◆ Task instructions: Below are some records; give them all again exactly, but not the pictures.

◆ ◆ ◆ ◆ ◆

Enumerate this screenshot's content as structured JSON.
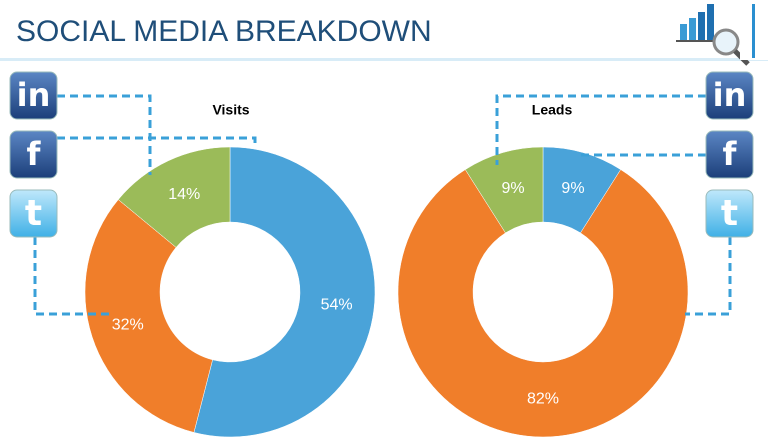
{
  "title": "SOCIAL MEDIA BREAKDOWN",
  "chart_data": [
    {
      "type": "pie",
      "title": "Visits",
      "categories": [
        "f",
        "t",
        "in"
      ],
      "values": [
        54,
        32,
        14
      ],
      "value_labels": [
        "54%",
        "32%",
        "14%"
      ],
      "colors": [
        "#4aa3d9",
        "#f07e2a",
        "#9bbb59"
      ]
    },
    {
      "type": "pie",
      "title": "Leads",
      "categories": [
        "f",
        "t",
        "in"
      ],
      "values": [
        9,
        82,
        9
      ],
      "value_labels": [
        "9%",
        "82%",
        "9%"
      ],
      "colors": [
        "#4aa3d9",
        "#f07e2a",
        "#9bbb59"
      ]
    }
  ]
}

◆ ◆ ◆ ◆ ◆

◆ Answer below:
Enumerate this screenshot's content as structured JSON.
{
  "title": "SOCIAL MEDIA BREAKDOWN",
  "chart_data": [
    {
      "type": "pie",
      "title": "Visits",
      "categories": [
        "f",
        "t",
        "in"
      ],
      "values": [
        54,
        32,
        14
      ],
      "value_labels": [
        "54%",
        "32%",
        "14%"
      ],
      "colors": [
        "#4aa3d9",
        "#f07e2a",
        "#9bbb59"
      ]
    },
    {
      "type": "pie",
      "title": "Leads",
      "categories": [
        "f",
        "t",
        "in"
      ],
      "values": [
        9,
        82,
        9
      ],
      "value_labels": [
        "9%",
        "82%",
        "9%"
      ],
      "colors": [
        "#4aa3d9",
        "#f07e2a",
        "#9bbb59"
      ]
    }
  ]
}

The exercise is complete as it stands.